◆ REQUIREMENTS:
Answer with one number: how many lines have "screenshot".

◆ INPUT MATERIAL:
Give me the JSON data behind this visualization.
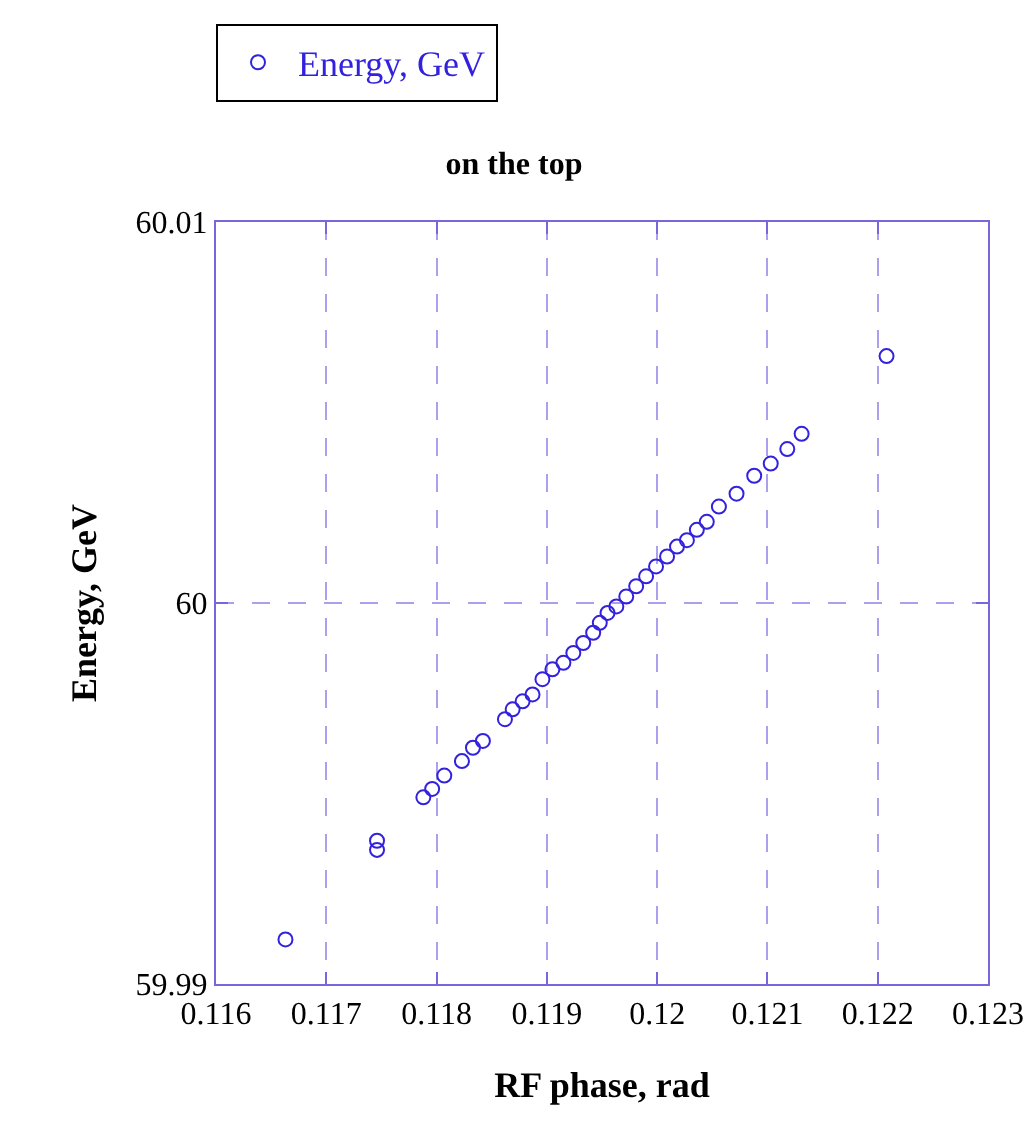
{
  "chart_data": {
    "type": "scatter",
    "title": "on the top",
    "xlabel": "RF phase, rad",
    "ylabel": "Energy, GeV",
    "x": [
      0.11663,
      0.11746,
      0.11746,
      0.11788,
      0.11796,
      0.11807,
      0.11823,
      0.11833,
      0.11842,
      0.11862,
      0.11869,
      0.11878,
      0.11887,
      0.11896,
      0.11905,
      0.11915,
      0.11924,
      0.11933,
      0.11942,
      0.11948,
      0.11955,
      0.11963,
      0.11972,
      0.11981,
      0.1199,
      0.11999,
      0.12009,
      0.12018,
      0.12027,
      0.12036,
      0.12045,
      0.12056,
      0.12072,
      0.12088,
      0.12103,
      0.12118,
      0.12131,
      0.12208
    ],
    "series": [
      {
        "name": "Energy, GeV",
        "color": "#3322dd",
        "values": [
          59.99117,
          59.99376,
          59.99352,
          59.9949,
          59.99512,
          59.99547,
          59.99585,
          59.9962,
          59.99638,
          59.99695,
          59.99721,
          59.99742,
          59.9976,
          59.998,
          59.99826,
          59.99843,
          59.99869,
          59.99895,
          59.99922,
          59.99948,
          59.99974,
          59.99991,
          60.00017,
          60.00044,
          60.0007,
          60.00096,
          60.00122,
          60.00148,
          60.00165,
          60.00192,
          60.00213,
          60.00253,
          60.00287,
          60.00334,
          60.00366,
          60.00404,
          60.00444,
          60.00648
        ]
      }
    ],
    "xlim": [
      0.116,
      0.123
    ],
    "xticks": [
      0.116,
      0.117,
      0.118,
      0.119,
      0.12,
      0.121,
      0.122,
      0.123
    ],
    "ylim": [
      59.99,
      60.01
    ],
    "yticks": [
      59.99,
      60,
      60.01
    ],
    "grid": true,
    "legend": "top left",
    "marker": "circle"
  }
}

--

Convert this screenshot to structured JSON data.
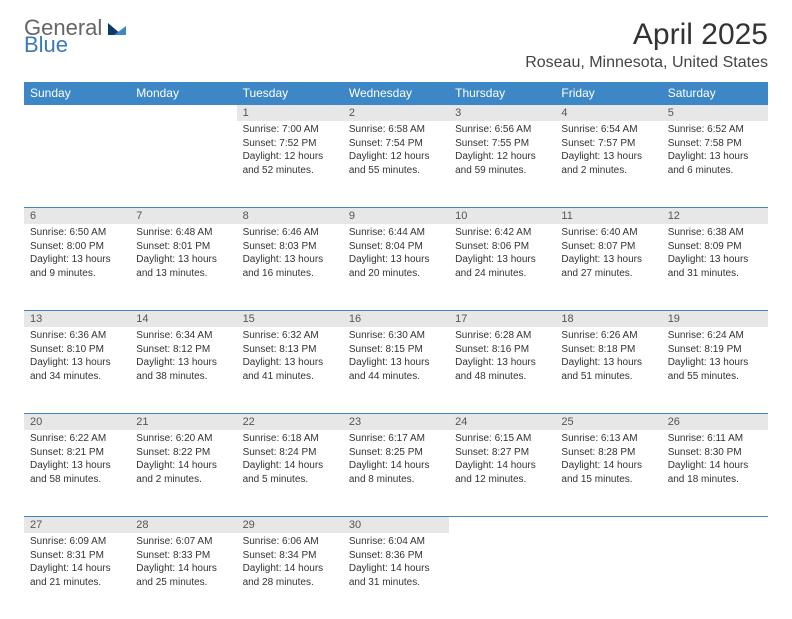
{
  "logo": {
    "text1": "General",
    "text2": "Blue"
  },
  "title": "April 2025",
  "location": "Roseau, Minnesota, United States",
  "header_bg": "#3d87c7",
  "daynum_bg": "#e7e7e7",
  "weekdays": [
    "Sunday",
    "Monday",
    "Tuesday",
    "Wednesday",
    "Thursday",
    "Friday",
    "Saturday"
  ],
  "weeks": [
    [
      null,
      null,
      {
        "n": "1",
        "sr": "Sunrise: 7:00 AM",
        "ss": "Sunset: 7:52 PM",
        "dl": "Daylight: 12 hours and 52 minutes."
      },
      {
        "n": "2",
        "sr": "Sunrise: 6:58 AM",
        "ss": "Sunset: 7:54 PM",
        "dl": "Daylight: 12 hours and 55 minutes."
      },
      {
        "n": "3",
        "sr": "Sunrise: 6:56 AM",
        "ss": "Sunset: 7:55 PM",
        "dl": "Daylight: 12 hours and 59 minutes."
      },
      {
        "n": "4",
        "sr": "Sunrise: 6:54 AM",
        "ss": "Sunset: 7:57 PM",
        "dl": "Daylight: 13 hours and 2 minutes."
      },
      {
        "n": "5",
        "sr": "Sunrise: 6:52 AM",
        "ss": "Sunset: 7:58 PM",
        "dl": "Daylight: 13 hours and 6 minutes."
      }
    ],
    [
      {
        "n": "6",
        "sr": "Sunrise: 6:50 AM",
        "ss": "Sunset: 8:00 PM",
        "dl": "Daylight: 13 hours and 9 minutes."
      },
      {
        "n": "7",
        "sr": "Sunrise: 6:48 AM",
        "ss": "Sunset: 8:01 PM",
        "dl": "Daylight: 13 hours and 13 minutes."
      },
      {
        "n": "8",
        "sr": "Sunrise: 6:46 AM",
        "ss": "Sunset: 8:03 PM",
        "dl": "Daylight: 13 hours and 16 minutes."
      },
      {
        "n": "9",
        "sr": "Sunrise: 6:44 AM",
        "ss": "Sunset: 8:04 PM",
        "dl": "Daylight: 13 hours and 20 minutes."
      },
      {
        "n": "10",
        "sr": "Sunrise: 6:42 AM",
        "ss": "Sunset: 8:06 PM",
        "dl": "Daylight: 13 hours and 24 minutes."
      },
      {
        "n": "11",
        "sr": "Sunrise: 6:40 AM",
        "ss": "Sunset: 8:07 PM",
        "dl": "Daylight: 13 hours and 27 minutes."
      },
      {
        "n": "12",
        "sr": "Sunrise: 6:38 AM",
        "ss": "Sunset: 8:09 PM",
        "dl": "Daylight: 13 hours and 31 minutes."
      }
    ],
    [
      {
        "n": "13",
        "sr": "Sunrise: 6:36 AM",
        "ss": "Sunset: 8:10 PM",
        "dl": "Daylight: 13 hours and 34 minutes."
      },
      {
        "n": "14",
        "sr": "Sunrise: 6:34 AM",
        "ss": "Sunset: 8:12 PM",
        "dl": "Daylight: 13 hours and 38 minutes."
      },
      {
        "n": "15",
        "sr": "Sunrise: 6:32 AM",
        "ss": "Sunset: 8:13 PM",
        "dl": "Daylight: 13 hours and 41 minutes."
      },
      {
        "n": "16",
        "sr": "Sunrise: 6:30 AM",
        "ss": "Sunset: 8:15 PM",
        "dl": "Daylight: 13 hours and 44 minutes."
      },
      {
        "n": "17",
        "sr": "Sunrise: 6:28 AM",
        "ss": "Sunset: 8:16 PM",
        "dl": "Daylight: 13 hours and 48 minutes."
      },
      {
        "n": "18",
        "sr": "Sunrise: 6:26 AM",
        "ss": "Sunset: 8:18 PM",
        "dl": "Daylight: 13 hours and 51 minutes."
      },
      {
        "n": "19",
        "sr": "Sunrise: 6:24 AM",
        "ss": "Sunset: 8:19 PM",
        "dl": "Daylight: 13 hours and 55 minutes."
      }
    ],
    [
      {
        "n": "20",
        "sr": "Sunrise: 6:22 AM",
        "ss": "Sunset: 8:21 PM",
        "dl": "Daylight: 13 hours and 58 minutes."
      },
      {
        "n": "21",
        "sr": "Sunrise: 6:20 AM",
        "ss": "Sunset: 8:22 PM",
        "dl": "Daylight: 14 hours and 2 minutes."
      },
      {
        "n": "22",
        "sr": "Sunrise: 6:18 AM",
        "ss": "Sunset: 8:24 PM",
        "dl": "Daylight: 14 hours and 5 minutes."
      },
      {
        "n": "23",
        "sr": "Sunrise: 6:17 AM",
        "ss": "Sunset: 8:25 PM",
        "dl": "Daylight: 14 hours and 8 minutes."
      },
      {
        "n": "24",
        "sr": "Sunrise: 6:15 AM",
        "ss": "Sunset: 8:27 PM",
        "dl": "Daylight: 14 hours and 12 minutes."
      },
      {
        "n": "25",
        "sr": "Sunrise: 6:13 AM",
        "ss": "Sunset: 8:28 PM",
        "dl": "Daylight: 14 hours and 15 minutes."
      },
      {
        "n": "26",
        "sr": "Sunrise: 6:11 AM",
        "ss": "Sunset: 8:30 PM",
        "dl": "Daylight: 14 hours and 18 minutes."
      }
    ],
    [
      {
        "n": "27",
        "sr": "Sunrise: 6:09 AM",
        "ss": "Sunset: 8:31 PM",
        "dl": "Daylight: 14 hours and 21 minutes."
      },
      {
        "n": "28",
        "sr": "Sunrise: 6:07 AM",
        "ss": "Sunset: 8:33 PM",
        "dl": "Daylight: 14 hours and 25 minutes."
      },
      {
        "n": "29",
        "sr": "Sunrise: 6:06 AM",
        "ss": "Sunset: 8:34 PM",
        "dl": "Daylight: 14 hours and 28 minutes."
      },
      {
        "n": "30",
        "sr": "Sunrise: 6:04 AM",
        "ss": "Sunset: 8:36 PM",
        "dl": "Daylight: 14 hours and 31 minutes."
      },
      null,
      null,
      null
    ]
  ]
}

* * *

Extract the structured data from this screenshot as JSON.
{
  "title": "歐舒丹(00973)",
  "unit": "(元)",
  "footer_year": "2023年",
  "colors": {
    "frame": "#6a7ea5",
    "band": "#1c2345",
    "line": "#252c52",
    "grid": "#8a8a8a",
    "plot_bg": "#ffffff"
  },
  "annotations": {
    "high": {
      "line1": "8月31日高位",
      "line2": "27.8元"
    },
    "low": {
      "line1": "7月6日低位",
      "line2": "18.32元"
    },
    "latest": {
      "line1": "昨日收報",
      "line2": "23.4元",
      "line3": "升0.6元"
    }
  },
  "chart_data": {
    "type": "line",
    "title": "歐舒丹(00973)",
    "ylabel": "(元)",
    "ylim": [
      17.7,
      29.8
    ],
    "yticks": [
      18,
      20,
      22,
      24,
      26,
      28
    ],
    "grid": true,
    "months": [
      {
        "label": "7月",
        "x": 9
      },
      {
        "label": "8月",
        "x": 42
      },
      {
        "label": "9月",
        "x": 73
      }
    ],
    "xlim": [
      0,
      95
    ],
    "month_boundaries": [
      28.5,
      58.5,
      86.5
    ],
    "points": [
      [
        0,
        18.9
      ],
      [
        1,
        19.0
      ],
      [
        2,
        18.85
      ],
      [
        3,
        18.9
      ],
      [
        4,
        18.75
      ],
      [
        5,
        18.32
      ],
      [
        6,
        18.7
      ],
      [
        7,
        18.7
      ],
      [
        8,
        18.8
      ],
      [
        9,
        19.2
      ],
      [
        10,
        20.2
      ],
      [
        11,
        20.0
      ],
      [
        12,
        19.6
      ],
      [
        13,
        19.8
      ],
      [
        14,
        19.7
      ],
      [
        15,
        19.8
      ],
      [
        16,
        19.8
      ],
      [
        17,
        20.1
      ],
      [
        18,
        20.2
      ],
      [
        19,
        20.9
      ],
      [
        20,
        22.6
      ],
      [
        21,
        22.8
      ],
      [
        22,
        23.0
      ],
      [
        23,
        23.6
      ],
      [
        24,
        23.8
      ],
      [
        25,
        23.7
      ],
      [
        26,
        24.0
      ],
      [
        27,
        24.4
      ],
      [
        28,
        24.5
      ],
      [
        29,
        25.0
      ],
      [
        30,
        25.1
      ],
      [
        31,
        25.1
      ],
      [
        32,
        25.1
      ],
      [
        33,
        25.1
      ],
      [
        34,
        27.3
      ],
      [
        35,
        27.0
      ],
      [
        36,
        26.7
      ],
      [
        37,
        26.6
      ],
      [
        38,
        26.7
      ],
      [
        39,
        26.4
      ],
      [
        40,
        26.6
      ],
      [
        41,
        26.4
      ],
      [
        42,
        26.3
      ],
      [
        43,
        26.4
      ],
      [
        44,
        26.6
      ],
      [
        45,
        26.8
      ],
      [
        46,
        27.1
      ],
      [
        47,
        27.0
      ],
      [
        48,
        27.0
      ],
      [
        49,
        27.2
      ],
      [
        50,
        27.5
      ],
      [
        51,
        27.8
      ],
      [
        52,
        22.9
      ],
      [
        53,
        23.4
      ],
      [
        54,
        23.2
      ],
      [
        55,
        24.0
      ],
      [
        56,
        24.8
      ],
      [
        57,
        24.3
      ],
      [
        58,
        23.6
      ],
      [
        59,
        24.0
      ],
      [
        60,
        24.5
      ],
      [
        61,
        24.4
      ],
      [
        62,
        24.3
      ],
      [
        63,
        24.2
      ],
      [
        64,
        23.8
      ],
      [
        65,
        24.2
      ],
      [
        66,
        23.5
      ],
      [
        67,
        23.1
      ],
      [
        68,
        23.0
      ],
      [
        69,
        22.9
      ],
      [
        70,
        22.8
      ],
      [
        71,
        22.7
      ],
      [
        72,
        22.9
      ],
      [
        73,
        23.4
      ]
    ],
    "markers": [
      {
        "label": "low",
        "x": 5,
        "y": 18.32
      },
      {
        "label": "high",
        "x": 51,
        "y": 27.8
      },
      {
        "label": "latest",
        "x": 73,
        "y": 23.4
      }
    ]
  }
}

◆ SOLUTION TO THIS EXERCISE:
2